— DATA ROWS —

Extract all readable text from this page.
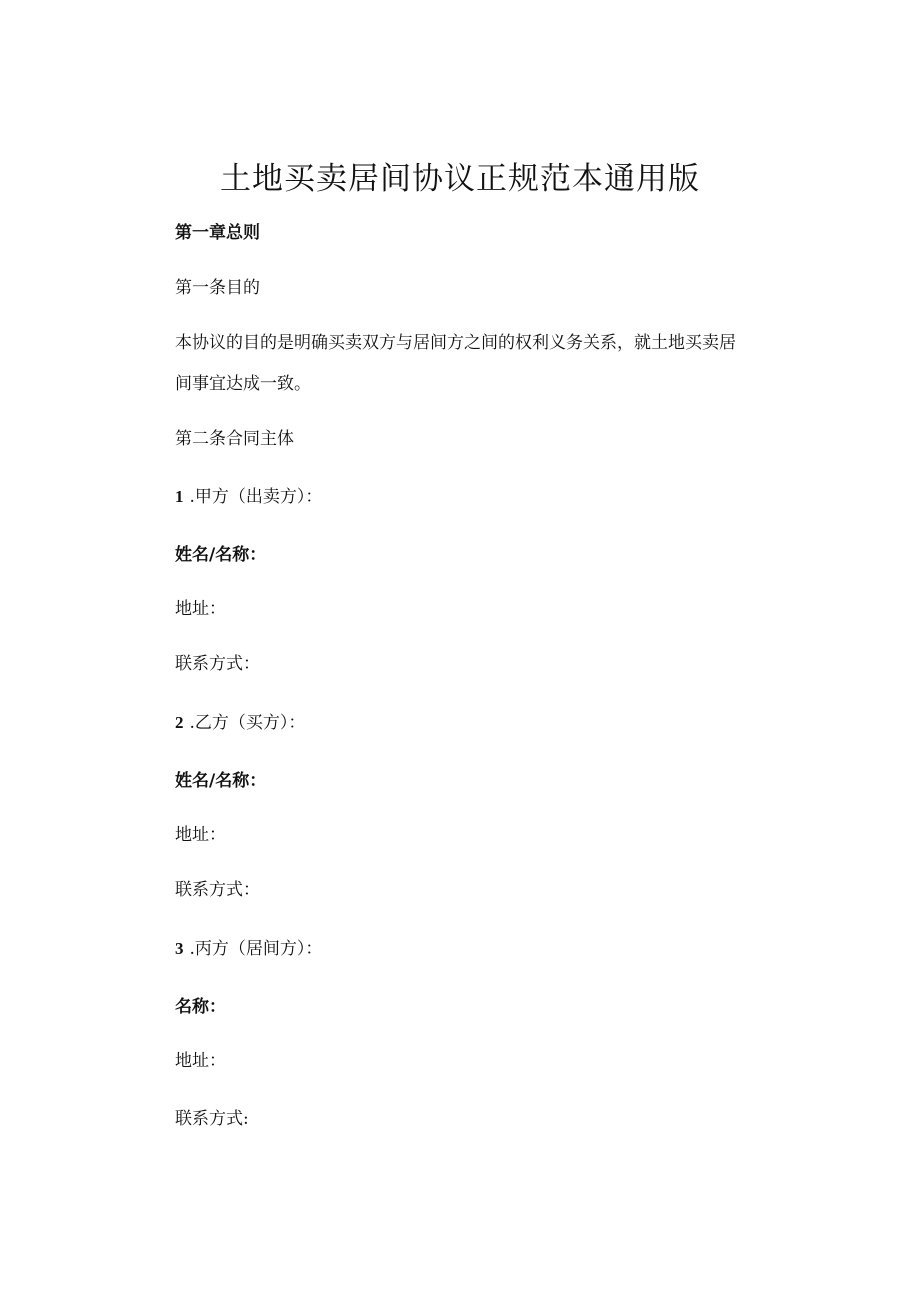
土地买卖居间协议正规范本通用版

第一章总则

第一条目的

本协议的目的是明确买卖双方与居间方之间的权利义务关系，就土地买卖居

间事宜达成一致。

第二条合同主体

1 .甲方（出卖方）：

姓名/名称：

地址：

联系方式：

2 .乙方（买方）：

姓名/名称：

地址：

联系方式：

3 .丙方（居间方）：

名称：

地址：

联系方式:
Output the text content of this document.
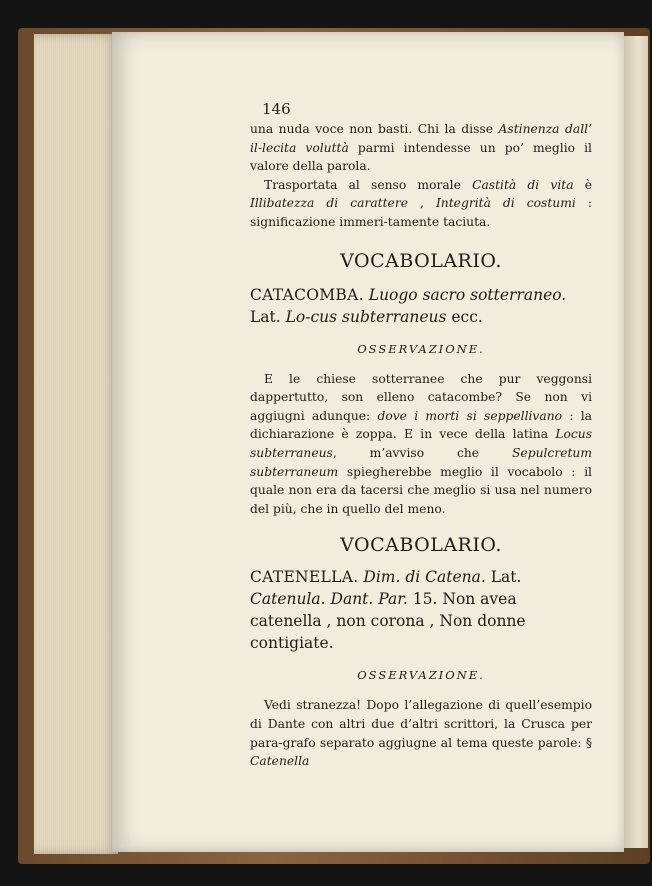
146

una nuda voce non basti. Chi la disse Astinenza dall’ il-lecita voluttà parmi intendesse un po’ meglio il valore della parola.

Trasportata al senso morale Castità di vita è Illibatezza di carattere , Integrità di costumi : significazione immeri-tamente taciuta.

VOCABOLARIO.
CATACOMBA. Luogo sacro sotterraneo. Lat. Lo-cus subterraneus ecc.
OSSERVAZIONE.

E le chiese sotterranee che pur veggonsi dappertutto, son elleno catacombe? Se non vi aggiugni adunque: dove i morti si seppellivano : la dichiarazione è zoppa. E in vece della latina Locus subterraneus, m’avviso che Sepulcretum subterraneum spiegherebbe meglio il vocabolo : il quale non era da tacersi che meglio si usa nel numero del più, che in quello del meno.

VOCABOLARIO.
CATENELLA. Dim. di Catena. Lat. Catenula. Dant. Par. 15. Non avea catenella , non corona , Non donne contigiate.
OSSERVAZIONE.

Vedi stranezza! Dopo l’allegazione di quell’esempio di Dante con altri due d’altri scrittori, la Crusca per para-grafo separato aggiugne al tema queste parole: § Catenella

---

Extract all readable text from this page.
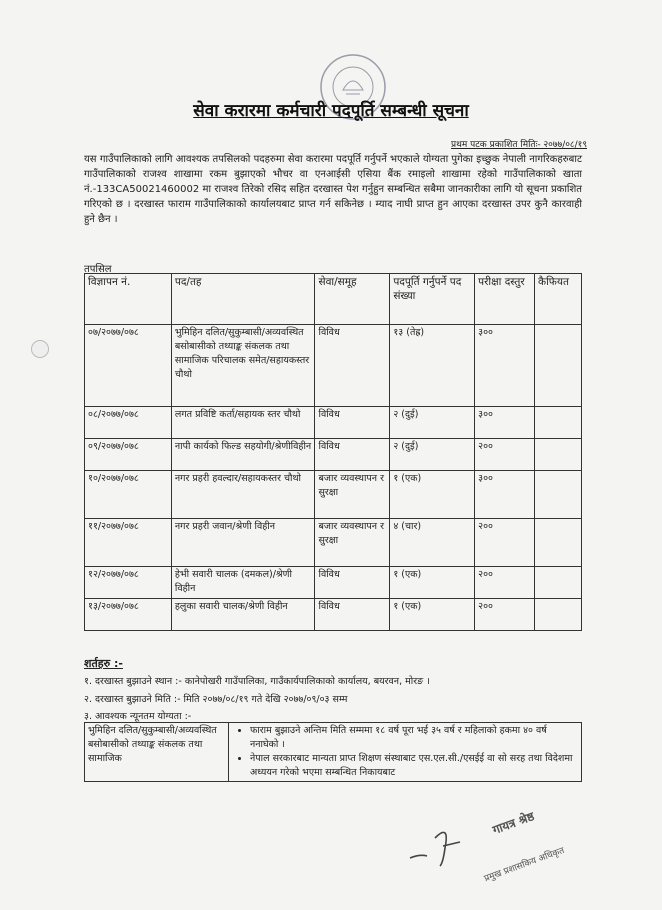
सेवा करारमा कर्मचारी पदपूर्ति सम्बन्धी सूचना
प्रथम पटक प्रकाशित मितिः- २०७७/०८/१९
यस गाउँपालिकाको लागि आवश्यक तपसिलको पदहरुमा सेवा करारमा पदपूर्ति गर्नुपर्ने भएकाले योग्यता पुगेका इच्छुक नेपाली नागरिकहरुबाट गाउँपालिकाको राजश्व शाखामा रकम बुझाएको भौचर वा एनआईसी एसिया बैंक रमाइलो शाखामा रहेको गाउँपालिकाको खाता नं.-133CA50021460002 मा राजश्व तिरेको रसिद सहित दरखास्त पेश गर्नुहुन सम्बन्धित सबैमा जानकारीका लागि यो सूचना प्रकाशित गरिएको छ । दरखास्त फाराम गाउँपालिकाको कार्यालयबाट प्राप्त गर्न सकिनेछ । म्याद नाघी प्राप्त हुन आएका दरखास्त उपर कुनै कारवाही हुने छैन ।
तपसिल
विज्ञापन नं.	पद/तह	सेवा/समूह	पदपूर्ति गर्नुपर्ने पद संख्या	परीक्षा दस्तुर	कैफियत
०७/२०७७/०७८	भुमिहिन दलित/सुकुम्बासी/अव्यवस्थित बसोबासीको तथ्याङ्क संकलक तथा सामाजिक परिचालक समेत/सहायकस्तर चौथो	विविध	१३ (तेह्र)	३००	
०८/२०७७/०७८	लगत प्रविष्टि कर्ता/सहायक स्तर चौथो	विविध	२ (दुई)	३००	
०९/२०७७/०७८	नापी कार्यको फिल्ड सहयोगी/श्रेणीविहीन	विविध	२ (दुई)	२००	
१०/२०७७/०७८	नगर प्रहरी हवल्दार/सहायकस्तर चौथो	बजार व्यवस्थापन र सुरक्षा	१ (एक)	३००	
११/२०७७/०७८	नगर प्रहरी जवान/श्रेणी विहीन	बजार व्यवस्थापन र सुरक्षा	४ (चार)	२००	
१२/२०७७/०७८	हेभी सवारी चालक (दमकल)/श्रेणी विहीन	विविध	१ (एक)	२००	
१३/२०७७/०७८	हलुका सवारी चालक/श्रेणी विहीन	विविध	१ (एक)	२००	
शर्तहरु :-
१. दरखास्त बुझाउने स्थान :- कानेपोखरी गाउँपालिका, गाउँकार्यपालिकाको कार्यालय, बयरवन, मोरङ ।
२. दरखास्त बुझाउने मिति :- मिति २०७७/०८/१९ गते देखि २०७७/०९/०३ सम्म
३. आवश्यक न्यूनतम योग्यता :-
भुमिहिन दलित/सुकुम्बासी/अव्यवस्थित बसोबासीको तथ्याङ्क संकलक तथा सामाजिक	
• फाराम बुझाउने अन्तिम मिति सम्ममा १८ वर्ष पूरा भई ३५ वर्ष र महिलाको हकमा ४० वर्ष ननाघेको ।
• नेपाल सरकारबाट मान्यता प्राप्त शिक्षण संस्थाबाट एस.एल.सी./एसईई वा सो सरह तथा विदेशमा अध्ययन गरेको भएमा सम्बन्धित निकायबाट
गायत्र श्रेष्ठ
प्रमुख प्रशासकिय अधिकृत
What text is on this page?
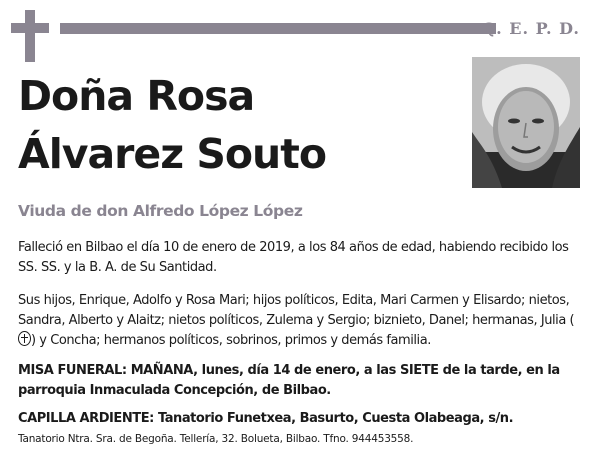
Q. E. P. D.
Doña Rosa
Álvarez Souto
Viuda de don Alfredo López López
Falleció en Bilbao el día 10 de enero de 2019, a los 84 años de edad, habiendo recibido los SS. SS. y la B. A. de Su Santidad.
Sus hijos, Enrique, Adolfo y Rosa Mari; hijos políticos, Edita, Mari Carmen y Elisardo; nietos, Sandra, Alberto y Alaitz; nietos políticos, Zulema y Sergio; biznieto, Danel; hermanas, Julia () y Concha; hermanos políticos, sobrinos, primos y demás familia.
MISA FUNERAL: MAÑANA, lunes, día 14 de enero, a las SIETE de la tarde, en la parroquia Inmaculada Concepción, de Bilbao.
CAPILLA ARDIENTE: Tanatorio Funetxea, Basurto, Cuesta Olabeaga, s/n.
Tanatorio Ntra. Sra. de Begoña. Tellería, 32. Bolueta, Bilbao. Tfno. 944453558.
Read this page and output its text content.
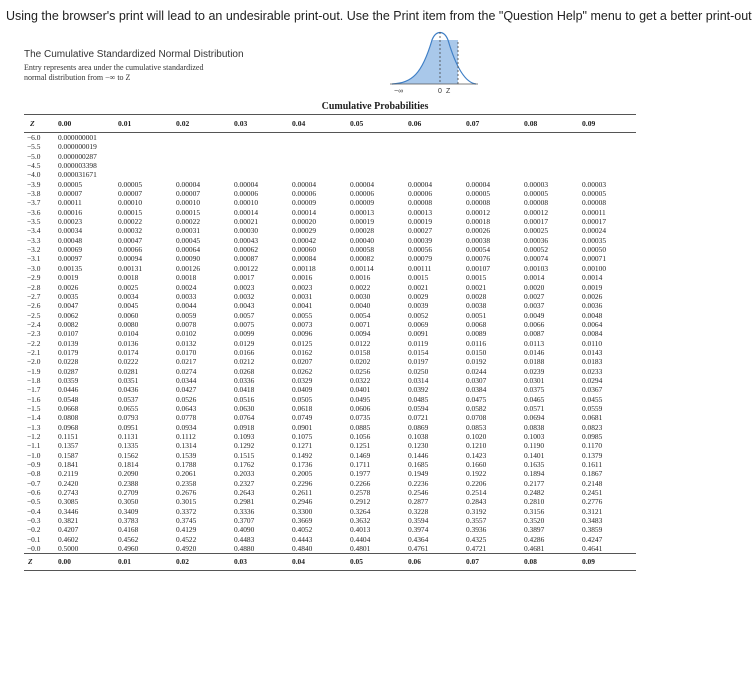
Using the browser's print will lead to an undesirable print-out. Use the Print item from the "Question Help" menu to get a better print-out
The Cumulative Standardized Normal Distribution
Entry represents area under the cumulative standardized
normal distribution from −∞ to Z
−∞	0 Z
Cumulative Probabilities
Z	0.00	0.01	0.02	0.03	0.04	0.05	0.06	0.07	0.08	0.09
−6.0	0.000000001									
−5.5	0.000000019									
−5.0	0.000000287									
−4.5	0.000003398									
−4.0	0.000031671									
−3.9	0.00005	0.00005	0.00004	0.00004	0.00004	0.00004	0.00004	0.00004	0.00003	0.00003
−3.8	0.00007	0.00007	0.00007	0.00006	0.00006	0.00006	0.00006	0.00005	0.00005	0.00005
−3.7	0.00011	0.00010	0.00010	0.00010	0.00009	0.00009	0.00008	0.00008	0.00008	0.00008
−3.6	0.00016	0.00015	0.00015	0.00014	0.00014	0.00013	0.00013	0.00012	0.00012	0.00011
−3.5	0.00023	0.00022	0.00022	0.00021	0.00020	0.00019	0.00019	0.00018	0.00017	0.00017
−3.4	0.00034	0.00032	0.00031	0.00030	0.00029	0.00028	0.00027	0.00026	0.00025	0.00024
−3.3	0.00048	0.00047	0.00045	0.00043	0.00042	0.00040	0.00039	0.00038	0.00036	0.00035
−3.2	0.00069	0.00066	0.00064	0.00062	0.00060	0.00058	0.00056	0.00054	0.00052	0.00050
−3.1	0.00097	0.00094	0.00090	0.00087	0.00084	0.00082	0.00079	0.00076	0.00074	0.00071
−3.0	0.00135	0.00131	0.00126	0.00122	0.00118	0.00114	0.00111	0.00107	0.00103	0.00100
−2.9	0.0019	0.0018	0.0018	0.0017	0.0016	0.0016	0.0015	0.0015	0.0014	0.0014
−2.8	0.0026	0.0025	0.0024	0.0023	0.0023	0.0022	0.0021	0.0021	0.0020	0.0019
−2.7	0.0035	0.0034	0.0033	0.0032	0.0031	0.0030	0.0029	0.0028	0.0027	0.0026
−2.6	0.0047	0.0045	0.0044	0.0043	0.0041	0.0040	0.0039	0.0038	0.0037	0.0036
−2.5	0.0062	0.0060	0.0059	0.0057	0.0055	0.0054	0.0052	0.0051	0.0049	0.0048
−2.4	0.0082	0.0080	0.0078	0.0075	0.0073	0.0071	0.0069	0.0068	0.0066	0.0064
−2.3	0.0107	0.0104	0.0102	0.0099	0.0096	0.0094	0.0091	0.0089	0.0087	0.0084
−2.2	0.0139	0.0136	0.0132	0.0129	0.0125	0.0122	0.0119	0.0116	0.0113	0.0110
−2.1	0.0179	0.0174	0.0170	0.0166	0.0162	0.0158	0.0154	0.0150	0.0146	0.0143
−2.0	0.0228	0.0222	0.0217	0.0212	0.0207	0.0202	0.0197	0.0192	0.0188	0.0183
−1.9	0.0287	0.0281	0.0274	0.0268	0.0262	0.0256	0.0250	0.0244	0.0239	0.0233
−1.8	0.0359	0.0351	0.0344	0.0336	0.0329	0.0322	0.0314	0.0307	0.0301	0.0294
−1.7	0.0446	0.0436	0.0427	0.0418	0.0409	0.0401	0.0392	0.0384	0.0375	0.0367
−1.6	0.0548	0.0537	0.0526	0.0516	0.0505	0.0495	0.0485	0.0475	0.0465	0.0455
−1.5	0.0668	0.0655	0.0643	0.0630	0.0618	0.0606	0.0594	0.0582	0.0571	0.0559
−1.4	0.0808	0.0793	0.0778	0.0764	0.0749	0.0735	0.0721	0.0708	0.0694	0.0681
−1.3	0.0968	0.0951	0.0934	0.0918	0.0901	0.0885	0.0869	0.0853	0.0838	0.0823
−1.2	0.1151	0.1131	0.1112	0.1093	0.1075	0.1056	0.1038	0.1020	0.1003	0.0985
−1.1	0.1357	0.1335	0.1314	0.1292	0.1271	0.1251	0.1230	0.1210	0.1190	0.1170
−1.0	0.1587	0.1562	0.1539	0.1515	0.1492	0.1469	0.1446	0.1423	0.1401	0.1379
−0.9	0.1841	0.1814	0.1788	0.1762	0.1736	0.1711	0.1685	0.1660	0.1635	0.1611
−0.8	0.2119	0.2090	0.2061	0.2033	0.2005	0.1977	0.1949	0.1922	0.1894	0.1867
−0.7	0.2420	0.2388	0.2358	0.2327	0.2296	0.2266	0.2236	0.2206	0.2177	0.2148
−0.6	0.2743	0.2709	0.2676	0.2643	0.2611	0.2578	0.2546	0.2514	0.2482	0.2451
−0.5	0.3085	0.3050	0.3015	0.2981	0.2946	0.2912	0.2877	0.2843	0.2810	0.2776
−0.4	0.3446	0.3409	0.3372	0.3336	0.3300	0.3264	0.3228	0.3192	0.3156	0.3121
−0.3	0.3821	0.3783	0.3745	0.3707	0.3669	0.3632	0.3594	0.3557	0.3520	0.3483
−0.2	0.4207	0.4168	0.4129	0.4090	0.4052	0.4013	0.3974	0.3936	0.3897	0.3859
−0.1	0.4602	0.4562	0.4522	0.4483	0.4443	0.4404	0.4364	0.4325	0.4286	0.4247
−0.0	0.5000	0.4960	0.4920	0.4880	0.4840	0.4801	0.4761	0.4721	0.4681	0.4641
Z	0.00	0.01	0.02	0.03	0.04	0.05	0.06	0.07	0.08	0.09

---

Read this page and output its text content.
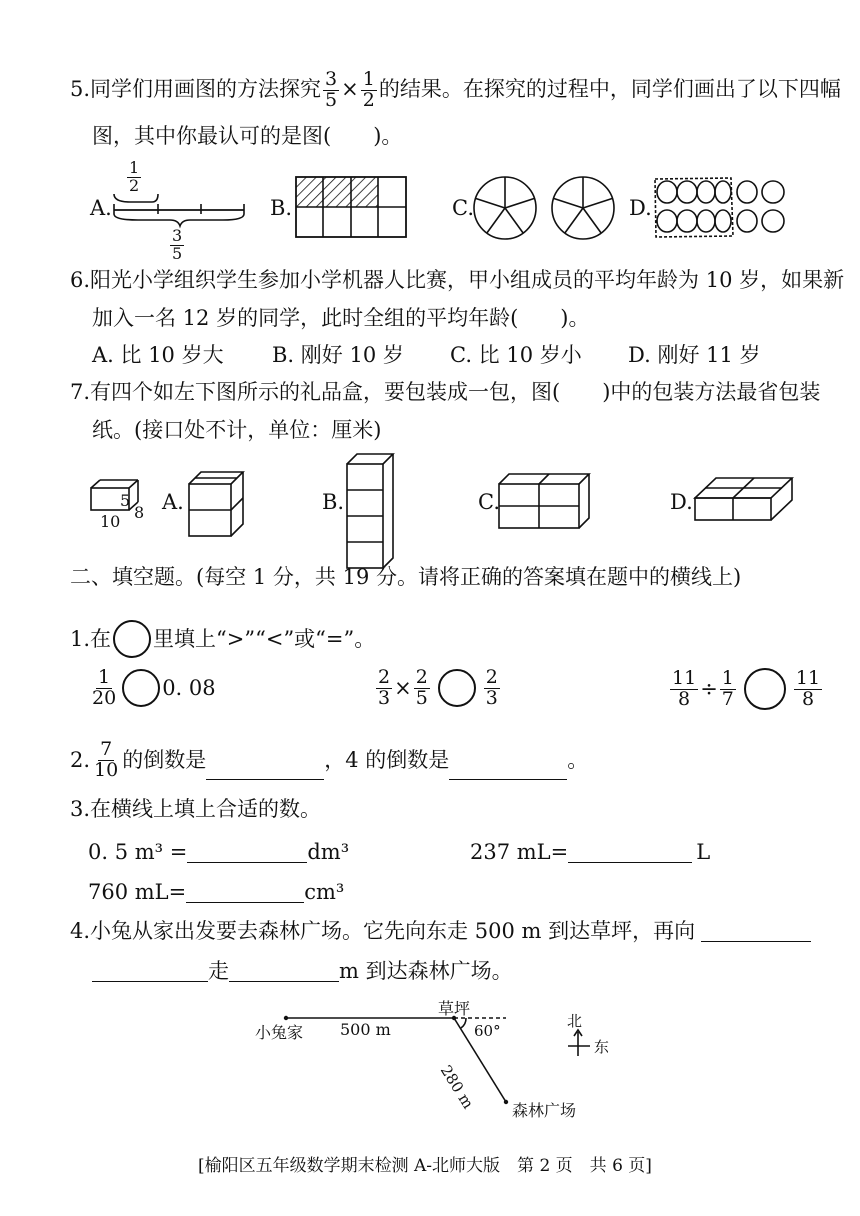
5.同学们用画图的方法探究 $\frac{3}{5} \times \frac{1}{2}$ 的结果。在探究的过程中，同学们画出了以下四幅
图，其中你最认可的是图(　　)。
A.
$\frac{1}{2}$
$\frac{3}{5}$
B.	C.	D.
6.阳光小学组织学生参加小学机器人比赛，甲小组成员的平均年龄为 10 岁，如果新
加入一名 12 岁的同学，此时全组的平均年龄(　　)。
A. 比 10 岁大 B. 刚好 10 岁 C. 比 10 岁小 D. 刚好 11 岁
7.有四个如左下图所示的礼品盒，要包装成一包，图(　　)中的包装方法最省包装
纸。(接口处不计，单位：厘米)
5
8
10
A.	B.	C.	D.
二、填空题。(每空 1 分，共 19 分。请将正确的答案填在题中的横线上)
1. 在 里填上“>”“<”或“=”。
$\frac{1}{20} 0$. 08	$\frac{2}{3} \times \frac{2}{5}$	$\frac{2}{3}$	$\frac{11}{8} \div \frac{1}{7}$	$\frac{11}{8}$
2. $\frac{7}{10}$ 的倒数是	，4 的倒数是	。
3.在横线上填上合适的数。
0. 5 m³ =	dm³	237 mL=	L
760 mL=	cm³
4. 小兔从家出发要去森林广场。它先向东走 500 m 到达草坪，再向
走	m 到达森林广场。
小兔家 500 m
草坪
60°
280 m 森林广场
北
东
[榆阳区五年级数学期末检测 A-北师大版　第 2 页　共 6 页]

— EXERCISE DETAILS —
Only the count is wanted: report how many lines of the material above hold the word "enero".

— ANSWER IN FULL —
2